Objective – Write what comes next in the Oracle Sharding text, starting right after its last sentence.

— start of Text segment —

Oracle Sharding provides the advantages of an enterprise DBMS, including: relational schema, SQL, and other programmatic interfaces, support for complex data types, online schema changes, multi-core scalability, advanced security, compression, high-availability, ACID properties, consistent reads, developer agility with JSON, and much more.

In this blog, I will go over the various components of a Sharded Database (SDB) – Shards, Shard Catalog, Shard Directors (GSM), Global Service and Connection Pools. Figure 1 showcases the architectural components of Oracle Sharding:

SDB Arch

Figure 1: Oracle Sharding Architecture with no SPOF

Sharded Database and Shards

Shards are independent Oracle databases that are hosted on database servers which have their own local resources – CPU, memory, and disk . No shared-storage is required across the shards. A sharded database is a collection of shards. Shards can all be placed in one region (datacenter[s]) or can be placed in different regions. A region in the context of Oracle Sharding represents a datacenter or a multiple datacenters that are in close network proximity.

Shards are replicated for High Availability (HA) and Disaster Recovery (DR) with Oracle replication technologies such as Active Data Guard or Oracle GoldenGate. For HA, the standby shards can be placed in the same region where the primary shards are placed. For DR, the standby shards are located in another region.

Shard Catalog

The shard catalog is a special-purpose Oracle Database that is a persistent store for SDB configuration data and plays a key role in automated deployment and centralized management of a sharded database. It also hosts the gold schema of the application and the master copies of common reference data (duplicated tables). The shard catalog database also acts as a query coordinator used to process multi-shard queries and queries that do not specify a sharding key.

All configuration changes, such as adding and removing shards and global services, are initiated on the shard catalog. All DDLs in an SDB are executed by connecting to the shard catalog.

An outage of the shard catalog does not affect the availability of the SDB. A shard catalog outage only affects the ability to perform maintenance operations or multi-shard queries during the brief period required to failover to a standby shard catalog. OLTP transactions are unaffected; they continue to be routed and executed on the shards. Oracle MAA recommends that a local Active Data Guard standby database be configured with Maximum Availability database protection mode with Fast-Start Failover and a remote physical standby database.

Shard Directors

The Shard Director is a regional network listener for clients that connect to an SDB. It maintains an up-to-date topology of the sharded database. Shard Directors route connections to the appropriate shards based on the sharding key passed during a connection request. The Shard Director is built upon the Oracle Global Service Manager (GSM). GSMs route connections based on database role, load, replication lag, and locality. For Oracle Sharding, GSMs have been enhanced to support management of SDB and routing of connections based on the location of data.

— end of Text segment —
— start of Records shown —

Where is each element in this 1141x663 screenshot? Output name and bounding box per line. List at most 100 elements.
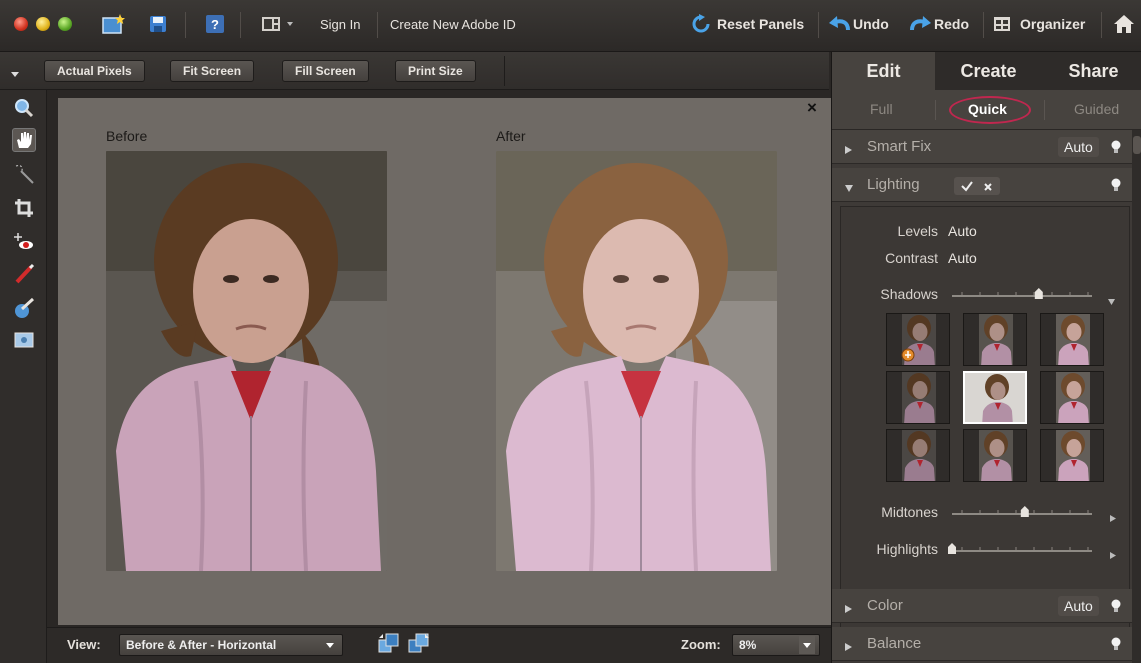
black-white-selection-icon[interactable] — [12, 328, 36, 352]
before-photo[interactable] — [106, 151, 387, 571]
midtones-label: Midtones — [881, 504, 938, 520]
sign-in-link[interactable]: Sign In — [320, 17, 360, 32]
variation-thumbnail[interactable] — [886, 371, 950, 424]
tip-bulb-icon[interactable] — [1111, 178, 1121, 192]
swap-view-icon[interactable] — [377, 632, 401, 661]
subtab-full[interactable]: Full — [870, 101, 893, 117]
commit-check-icon[interactable] — [960, 179, 974, 198]
help-icon[interactable]: ? — [204, 12, 226, 36]
midtones-slider-knob[interactable] — [1020, 506, 1029, 517]
zoom-window-button[interactable] — [58, 17, 72, 31]
tip-bulb-icon[interactable] — [1111, 599, 1121, 613]
variation-thumbnail[interactable] — [1040, 313, 1104, 366]
midtones-slider[interactable] — [948, 506, 1096, 520]
collapse-arrow-icon[interactable] — [844, 180, 854, 198]
redo-icon[interactable] — [908, 12, 932, 36]
fill-screen-button[interactable]: Fill Screen — [282, 60, 369, 82]
shadows-slider[interactable] — [948, 288, 1096, 302]
variation-thumbnail[interactable] — [963, 371, 1027, 424]
zoom-tool-icon[interactable] — [12, 96, 36, 120]
thumbnail-image — [1056, 372, 1090, 423]
quick-selection-tool-icon[interactable] — [12, 162, 36, 186]
tip-bulb-icon[interactable] — [1111, 637, 1121, 651]
subtab-guided[interactable]: Guided — [1074, 101, 1119, 117]
smart-fix-title: Smart Fix — [867, 138, 932, 155]
contrast-auto-button[interactable]: Auto — [948, 250, 977, 266]
after-label: After — [496, 128, 526, 144]
view-mode-select[interactable]: Before & After - Horizontal — [119, 634, 343, 656]
variation-thumbnail[interactable] — [886, 313, 950, 366]
panel-scrollbar[interactable] — [1132, 130, 1141, 663]
expand-arrow-icon[interactable] — [844, 601, 853, 619]
undo-button[interactable]: Undo — [853, 16, 889, 32]
fit-screen-button[interactable]: Fit Screen — [170, 60, 255, 82]
svg-text:?: ? — [211, 17, 219, 32]
zoom-value: 8% — [739, 638, 757, 652]
shadows-more-arrow-icon[interactable] — [1107, 293, 1116, 311]
color-section[interactable]: Color Auto — [832, 589, 1132, 623]
close-before-after-button[interactable]: × — [807, 98, 817, 118]
zoom-field[interactable]: 8% — [732, 634, 820, 656]
balance-section[interactable]: Balance — [832, 627, 1132, 661]
organizer-icon[interactable] — [992, 12, 1012, 36]
create-adobe-id-link[interactable]: Create New Adobe ID — [390, 17, 516, 32]
tab-create[interactable]: Create — [937, 52, 1040, 90]
highlights-slider-track — [948, 543, 1092, 554]
variation-thumbnail[interactable] — [963, 313, 1027, 366]
lighting-section-header[interactable]: Lighting — [832, 168, 1132, 202]
lighting-title: Lighting — [867, 176, 920, 193]
levels-label: Levels — [897, 223, 938, 239]
shadows-slider-knob[interactable] — [1034, 288, 1043, 299]
tip-bulb-icon[interactable] — [1111, 140, 1121, 154]
print-size-button[interactable]: Print Size — [395, 60, 476, 82]
expand-arrow-icon[interactable] — [844, 142, 853, 160]
view-layout-icon[interactable] — [407, 632, 431, 661]
crop-tool-icon[interactable] — [12, 196, 36, 220]
redo-button[interactable]: Redo — [934, 16, 969, 32]
options-menu-arrow-icon[interactable] — [10, 66, 20, 84]
expand-arrow-icon[interactable] — [844, 639, 853, 657]
actual-pixels-button[interactable]: Actual Pixels — [44, 60, 145, 82]
whiten-teeth-brush-icon[interactable] — [12, 262, 36, 286]
minimize-window-button[interactable] — [36, 17, 50, 31]
before-after-canvas[interactable]: Before After × — [58, 98, 831, 625]
tab-share[interactable]: Share — [1042, 52, 1141, 90]
highlights-slider-knob[interactable] — [948, 543, 956, 554]
variation-thumbnail[interactable] — [1040, 371, 1104, 424]
highlights-more-arrow-icon[interactable] — [1109, 547, 1117, 565]
midtones-more-arrow-icon[interactable] — [1109, 510, 1117, 528]
save-icon[interactable] — [146, 12, 170, 36]
smart-fix-auto-button[interactable]: Auto — [1058, 137, 1099, 157]
make-dull-sky-blue-icon[interactable] — [12, 296, 36, 320]
close-window-button[interactable] — [14, 17, 28, 31]
highlights-slider[interactable] — [948, 543, 1096, 557]
tab-edit[interactable]: Edit — [832, 52, 935, 90]
organizer-button[interactable]: Organizer — [1020, 16, 1085, 32]
options-bar: Actual Pixels Fit Screen Fill Screen Pri… — [0, 52, 829, 90]
cancel-x-icon[interactable] — [982, 180, 994, 198]
home-icon[interactable] — [1112, 12, 1136, 36]
subtab-quick[interactable]: Quick — [968, 101, 1007, 117]
color-title: Color — [867, 597, 903, 614]
color-auto-button[interactable]: Auto — [1058, 596, 1099, 616]
shadows-slider-track — [952, 288, 1092, 299]
reset-panels-button[interactable]: Reset Panels — [717, 16, 804, 32]
edit-mode-tabs: Full Quick Guided — [832, 90, 1141, 130]
red-eye-tool-icon[interactable] — [12, 230, 36, 254]
new-file-icon[interactable] — [100, 12, 126, 36]
smart-fix-section[interactable]: Smart Fix Auto — [832, 130, 1132, 164]
zoom-dropdown-icon[interactable] — [799, 636, 815, 654]
after-photo[interactable] — [496, 151, 777, 571]
view-mode-value: Before & After - Horizontal — [126, 638, 277, 652]
variation-thumbnail[interactable] — [1040, 429, 1104, 482]
variation-thumbnail[interactable] — [886, 429, 950, 482]
panel-scrollbar-thumb[interactable] — [1133, 136, 1141, 154]
midtones-slider-track — [952, 506, 1092, 517]
undo-icon[interactable] — [828, 12, 852, 36]
layout-menu-icon[interactable] — [260, 12, 300, 36]
reset-panels-icon[interactable] — [690, 12, 712, 36]
highlights-label: Highlights — [876, 541, 938, 557]
hand-tool-icon[interactable] — [12, 128, 36, 152]
variation-thumbnail[interactable] — [963, 429, 1027, 482]
levels-auto-button[interactable]: Auto — [948, 223, 977, 239]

— end of Records shown —

Written response –
For a typical sharded database, shard directors (GSMs) are installed on dedicated low-end commodity servers in each region. Multiple shard directors should be deployed for high availability. In Oracle Database 12.2, up to 5 shard directors can be deployed in a given region. Oracle MAA recommends deploying three shard directors per region for availability and scalability.

Shard Directors provide the following set of functions

  • Maintain runtime metadata about SDB configuration and availability of shards
  • Publish SDB topology changes to connection pools
  • Measure network latency between its own and other regions
  • Act as a regional listeners for clients to connect to an SDB
  • Manage global services
  • Perform connection load balancing
  • Publish runtime load balancing information to connection pools
  • Monitor availability of database instances and global services, and notify clients via FAN HA events upon failure incidents
  • Aid in schema propagation to all the shards

Global Service

A Global Service is a database service that can run across multiple databases. A global service allows clients to access data on any shard in the SDB. Global Services offer additional properties for sharded databases – e.g., database role, replication lag tolerance, region affinity, etc. You can create role-based global services: create a read-write global service that accesses data from primary shards, and a separate read-only global service for Active Data Guard shards.

Connection Pools

At runtime, connection pools act as shard directors by routing database requests across pooled connections. Key enhancements have been made to Oracle connection pools and drivers to support Sharding. Starting from 12.2, JDBC/UCP, OCI and Oracle Data Provider for .NET (ODP.NET) recognize the sharding keys as part of the connection check out. Apache Tomcat, JBoss, IBM WebSphere and Oracle WebLogic can use UCP support for sharding. PHP, Python, Perl, and Node.js can use OCI support.

I will go over the details of the data-dependent routing against an SDB in the next blog.

For more info, do visit the Oracle Sharding portal on Oracle Technology Network (OTN). Follow me on Twitter @nageshbattula

Oracle Sharding Capabilities – Part 3 of 3

In the last of the three-part series on the capabilities of Sharding, I will cover the lifecycle management aspects of a sharded database.

Full Support for the Lifecycle Management of an SDB

Oracle Sharding platform allows shards to be added or removed online. It also supports the data reorganization at the chunk level.

Online scale-out with auto-resharding

Oracle Sharding provides the capability to elastically scale-out the sharded database via incremental deployment – shards are added online to expand the pool. In System Managed sharding, the addition of new shards to the pool will automatically trigger resharding wherein the chunks are automatically moved in order to attain balanced distribution of data.

resharding

resharding2.png

Figure 6. Auto-resharding when shards are added

Ability to scale-in

Sharding allows to scale-in a given sharded database by removing the shards. In order to shrink the pool, you can use the “REMOVE SHARD” command. In 12.2.0.1, the chunks must be explicitly moved to the other shards before removing the shard.

Chunk Move or Split

In addition to shard addition and removal, Oracle Sharding supports splitting and moving of chunk from one shard to another. Chunks can also be moved from one shard to another when data or workload skew occurs without a change in the number of shards. Chunk migration can be initiated automatically or by the DBA.

Structural modifications to the Sharded Database are done transparently to the application. Connection pools get notified (via ONS) about split, move, add/remove shards and auto-resharding.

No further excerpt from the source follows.